## Start EXERCISE MATERIAL

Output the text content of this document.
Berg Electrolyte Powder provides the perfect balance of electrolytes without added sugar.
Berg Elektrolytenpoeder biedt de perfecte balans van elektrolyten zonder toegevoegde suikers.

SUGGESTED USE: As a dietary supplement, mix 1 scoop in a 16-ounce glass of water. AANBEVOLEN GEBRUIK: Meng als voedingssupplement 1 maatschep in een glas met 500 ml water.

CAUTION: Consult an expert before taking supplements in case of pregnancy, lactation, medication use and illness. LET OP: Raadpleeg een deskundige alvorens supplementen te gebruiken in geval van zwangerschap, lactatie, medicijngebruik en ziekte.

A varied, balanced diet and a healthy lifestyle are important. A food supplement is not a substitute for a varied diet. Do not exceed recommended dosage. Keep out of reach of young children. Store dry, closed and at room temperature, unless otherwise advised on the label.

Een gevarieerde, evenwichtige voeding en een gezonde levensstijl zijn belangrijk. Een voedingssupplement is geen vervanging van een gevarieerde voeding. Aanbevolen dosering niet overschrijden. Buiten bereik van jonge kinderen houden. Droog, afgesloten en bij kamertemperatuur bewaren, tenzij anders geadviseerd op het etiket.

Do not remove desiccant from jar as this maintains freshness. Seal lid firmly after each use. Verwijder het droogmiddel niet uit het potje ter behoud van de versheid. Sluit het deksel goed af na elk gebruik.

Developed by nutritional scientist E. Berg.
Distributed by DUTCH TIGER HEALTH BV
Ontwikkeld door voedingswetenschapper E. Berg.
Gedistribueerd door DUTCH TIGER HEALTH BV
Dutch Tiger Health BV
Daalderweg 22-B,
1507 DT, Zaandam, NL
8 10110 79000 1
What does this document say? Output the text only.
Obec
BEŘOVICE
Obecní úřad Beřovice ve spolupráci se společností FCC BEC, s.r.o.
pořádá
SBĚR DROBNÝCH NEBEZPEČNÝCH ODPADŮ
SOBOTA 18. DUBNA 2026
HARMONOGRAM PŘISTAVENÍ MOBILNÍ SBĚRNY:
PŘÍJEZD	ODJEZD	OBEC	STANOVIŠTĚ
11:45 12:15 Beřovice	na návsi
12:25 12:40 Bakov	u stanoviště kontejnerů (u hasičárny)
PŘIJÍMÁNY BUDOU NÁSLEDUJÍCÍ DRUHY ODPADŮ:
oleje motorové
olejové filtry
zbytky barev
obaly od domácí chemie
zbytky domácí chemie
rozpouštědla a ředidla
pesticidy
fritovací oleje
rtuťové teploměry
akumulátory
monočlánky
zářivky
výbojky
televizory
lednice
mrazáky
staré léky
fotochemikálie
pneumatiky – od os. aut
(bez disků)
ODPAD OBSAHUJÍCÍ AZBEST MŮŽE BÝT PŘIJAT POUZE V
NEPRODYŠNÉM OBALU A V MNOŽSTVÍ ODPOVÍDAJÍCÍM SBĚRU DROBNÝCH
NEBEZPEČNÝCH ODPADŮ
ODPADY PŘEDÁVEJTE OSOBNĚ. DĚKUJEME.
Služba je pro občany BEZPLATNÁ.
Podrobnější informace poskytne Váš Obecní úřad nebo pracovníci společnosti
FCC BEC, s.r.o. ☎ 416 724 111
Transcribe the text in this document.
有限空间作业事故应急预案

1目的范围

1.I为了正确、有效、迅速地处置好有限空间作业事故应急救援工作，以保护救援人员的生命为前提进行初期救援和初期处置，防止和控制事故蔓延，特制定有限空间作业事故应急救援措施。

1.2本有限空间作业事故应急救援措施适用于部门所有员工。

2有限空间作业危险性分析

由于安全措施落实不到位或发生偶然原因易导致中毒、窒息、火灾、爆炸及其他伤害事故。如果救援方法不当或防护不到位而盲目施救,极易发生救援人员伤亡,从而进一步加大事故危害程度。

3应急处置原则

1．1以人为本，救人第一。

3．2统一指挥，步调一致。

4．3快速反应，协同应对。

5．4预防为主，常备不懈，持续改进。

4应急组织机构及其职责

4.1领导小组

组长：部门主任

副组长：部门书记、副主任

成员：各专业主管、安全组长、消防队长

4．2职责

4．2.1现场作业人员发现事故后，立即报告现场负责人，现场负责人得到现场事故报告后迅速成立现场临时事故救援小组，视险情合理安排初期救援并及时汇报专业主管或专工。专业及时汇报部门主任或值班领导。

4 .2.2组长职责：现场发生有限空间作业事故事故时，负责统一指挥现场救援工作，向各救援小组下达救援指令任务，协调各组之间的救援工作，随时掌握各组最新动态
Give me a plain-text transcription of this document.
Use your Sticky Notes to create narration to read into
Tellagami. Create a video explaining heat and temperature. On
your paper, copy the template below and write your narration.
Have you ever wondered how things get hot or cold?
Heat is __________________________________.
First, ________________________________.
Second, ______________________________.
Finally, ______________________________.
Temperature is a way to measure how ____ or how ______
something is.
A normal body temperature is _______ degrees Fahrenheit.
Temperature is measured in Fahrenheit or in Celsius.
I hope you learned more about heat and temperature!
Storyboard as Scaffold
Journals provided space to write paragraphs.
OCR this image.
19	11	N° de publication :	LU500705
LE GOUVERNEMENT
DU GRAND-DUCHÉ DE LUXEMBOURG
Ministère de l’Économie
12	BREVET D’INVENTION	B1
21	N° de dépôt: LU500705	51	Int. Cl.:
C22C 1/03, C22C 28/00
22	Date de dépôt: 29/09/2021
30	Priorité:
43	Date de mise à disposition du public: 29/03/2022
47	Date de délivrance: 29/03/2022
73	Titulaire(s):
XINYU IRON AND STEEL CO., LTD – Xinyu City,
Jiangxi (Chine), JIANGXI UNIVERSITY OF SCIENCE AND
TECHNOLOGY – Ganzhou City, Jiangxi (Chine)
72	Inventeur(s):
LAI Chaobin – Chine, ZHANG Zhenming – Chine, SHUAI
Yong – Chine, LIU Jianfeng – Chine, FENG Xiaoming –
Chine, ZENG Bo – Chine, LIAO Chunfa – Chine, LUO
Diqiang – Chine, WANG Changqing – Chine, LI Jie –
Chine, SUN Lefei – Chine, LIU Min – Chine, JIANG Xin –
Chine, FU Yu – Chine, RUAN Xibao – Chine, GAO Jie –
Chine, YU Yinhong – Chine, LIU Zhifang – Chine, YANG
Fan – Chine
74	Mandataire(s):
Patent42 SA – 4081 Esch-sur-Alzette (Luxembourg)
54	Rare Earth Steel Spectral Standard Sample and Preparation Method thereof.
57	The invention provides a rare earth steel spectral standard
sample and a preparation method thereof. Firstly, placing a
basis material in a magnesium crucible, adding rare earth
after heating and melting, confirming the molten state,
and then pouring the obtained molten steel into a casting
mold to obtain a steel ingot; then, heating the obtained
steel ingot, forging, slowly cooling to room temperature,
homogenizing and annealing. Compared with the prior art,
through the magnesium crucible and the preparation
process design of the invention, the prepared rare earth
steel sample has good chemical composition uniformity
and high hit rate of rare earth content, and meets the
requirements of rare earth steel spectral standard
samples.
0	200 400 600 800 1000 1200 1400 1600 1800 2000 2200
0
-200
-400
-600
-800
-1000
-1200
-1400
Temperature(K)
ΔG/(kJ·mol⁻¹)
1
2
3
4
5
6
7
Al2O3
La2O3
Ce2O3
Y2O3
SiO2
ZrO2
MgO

## End EXERCISE MATERIAL

*SET EXERCISE*: Restate each entry exactly, skipping none.

*COMPLETE RESPONSE*:
Output the text content of this document.
Berg Electrolyte Powder provides the perfect balance of electrolytes without added sugar.
Berg Elektrolytenpoeder biedt de perfecte balans van elektrolyten zonder toegevoegde suikers.

SUGGESTED USE: As a dietary supplement, mix 1 scoop in a 16-ounce glass of water. AANBEVOLEN GEBRUIK: Meng als voedingssupplement 1 maatschep in een glas met 500 ml water.

CAUTION: Consult an expert before taking supplements in case of pregnancy, lactation, medication use and illness. LET OP: Raadpleeg een deskundige alvorens supplementen te gebruiken in geval van zwangerschap, lactatie, medicijngebruik en ziekte.

A varied, balanced diet and a healthy lifestyle are important. A food supplement is not a substitute for a varied diet. Do not exceed recommended dosage. Keep out of reach of young children. Store dry, closed and at room temperature, unless otherwise advised on the label.

Een gevarieerde, evenwichtige voeding en een gezonde levensstijl zijn belangrijk. Een voedingssupplement is geen vervanging van een gevarieerde voeding. Aanbevolen dosering niet overschrijden. Buiten bereik van jonge kinderen houden. Droog, afgesloten en bij kamertemperatuur bewaren, tenzij anders geadviseerd op het etiket.

Do not remove desiccant from jar as this maintains freshness. Seal lid firmly after each use. Verwijder het droogmiddel niet uit het potje ter behoud van de versheid. Sluit het deksel goed af na elk gebruik.

Developed by nutritional scientist E. Berg.
Distributed by DUTCH TIGER HEALTH BV
Ontwikkeld door voedingswetenschapper E. Berg.
Gedistribueerd door DUTCH TIGER HEALTH BV
Dutch Tiger Health BV
Daalderweg 22-B,
1507 DT, Zaandam, NL
8 10110 79000 1
What does this document say? Output the text only.
Obec
BEŘOVICE
Obecní úřad Beřovice ve spolupráci se společností FCC BEC, s.r.o.
pořádá
SBĚR DROBNÝCH NEBEZPEČNÝCH ODPADŮ
SOBOTA 18. DUBNA 2026
HARMONOGRAM PŘISTAVENÍ MOBILNÍ SBĚRNY:
PŘÍJEZD	ODJEZD	OBEC	STANOVIŠTĚ
11:45 12:15 Beřovice	na návsi
12:25 12:40 Bakov	u stanoviště kontejnerů (u hasičárny)
PŘIJÍMÁNY BUDOU NÁSLEDUJÍCÍ DRUHY ODPADŮ:
oleje motorové
olejové filtry
zbytky barev
obaly od domácí chemie
zbytky domácí chemie
rozpouštědla a ředidla
pesticidy
fritovací oleje
rtuťové teploměry
akumulátory
monočlánky
zářivky
výbojky
televizory
lednice
mrazáky
staré léky
fotochemikálie
pneumatiky – od os. aut
(bez disků)
ODPAD OBSAHUJÍCÍ AZBEST MŮŽE BÝT PŘIJAT POUZE V
NEPRODYŠNÉM OBALU A V MNOŽSTVÍ ODPOVÍDAJÍCÍM SBĚRU DROBNÝCH
NEBEZPEČNÝCH ODPADŮ
ODPADY PŘEDÁVEJTE OSOBNĚ. DĚKUJEME.
Služba je pro občany BEZPLATNÁ.
Podrobnější informace poskytne Váš Obecní úřad nebo pracovníci společnosti
FCC BEC, s.r.o. ☎ 416 724 111
Transcribe the text in this document.
有限空间作业事故应急预案

1目的范围

1.I为了正确、有效、迅速地处置好有限空间作业事故应急救援工作，以保护救援人员的生命为前提进行初期救援和初期处置，防止和控制事故蔓延，特制定有限空间作业事故应急救援措施。

1.2本有限空间作业事故应急救援措施适用于部门所有员工。

2有限空间作业危险性分析

由于安全措施落实不到位或发生偶然原因易导致中毒、窒息、火灾、爆炸及其他伤害事故。如果救援方法不当或防护不到位而盲目施救,极易发生救援人员伤亡,从而进一步加大事故危害程度。

3应急处置原则

1．1以人为本，救人第一。

3．2统一指挥，步调一致。

4．3快速反应，协同应对。

5．4预防为主，常备不懈，持续改进。

4应急组织机构及其职责

4.1领导小组

组长：部门主任

副组长：部门书记、副主任

成员：各专业主管、安全组长、消防队长

4．2职责

4．2.1现场作业人员发现事故后，立即报告现场负责人，现场负责人得到现场事故报告后迅速成立现场临时事故救援小组，视险情合理安排初期救援并及时汇报专业主管或专工。专业及时汇报部门主任或值班领导。

4 .2.2组长职责：现场发生有限空间作业事故事故时，负责统一指挥现场救援工作，向各救援小组下达救援指令任务，协调各组之间的救援工作，随时掌握各组最新动态
Give me a plain-text transcription of this document.
Use your Sticky Notes to create narration to read into
Tellagami. Create a video explaining heat and temperature. On
your paper, copy the template below and write your narration.
Have you ever wondered how things get hot or cold?
Heat is __________________________________.
First, ________________________________.
Second, ______________________________.
Finally, ______________________________.
Temperature is a way to measure how ____ or how ______
something is.
A normal body temperature is _______ degrees Fahrenheit.
Temperature is measured in Fahrenheit or in Celsius.
I hope you learned more about heat and temperature!
Storyboard as Scaffold
Journals provided space to write paragraphs.
OCR this image.
19	11	N° de publication :	LU500705
LE GOUVERNEMENT
DU GRAND-DUCHÉ DE LUXEMBOURG
Ministère de l’Économie
12	BREVET D’INVENTION	B1
21	N° de dépôt: LU500705	51	Int. Cl.:
C22C 1/03, C22C 28/00
22	Date de dépôt: 29/09/2021
30	Priorité:
43	Date de mise à disposition du public: 29/03/2022
47	Date de délivrance: 29/03/2022
73	Titulaire(s):
XINYU IRON AND STEEL CO., LTD – Xinyu City,
Jiangxi (Chine), JIANGXI UNIVERSITY OF SCIENCE AND
TECHNOLOGY – Ganzhou City, Jiangxi (Chine)
72	Inventeur(s):
LAI Chaobin – Chine, ZHANG Zhenming – Chine, SHUAI
Yong – Chine, LIU Jianfeng – Chine, FENG Xiaoming –
Chine, ZENG Bo – Chine, LIAO Chunfa – Chine, LUO
Diqiang – Chine, WANG Changqing – Chine, LI Jie –
Chine, SUN Lefei – Chine, LIU Min – Chine, JIANG Xin –
Chine, FU Yu – Chine, RUAN Xibao – Chine, GAO Jie –
Chine, YU Yinhong – Chine, LIU Zhifang – Chine, YANG
Fan – Chine
74	Mandataire(s):
Patent42 SA – 4081 Esch-sur-Alzette (Luxembourg)
54	Rare Earth Steel Spectral Standard Sample and Preparation Method thereof.
57	The invention provides a rare earth steel spectral standard
sample and a preparation method thereof. Firstly, placing a
basis material in a magnesium crucible, adding rare earth
after heating and melting, confirming the molten state,
and then pouring the obtained molten steel into a casting
mold to obtain a steel ingot; then, heating the obtained
steel ingot, forging, slowly cooling to room temperature,
homogenizing and annealing. Compared with the prior art,
through the magnesium crucible and the preparation
process design of the invention, the prepared rare earth
steel sample has good chemical composition uniformity
and high hit rate of rare earth content, and meets the
requirements of rare earth steel spectral standard
samples.
0	200 400 600 800 1000 1200 1400 1600 1800 2000 2200
0
-200
-400
-600
-800
-1000
-1200
-1400
Temperature(K)
ΔG/(kJ·mol⁻¹)
1
2
3
4
5
6
7
Al2O3
La2O3
Ce2O3
Y2O3
SiO2
ZrO2
MgO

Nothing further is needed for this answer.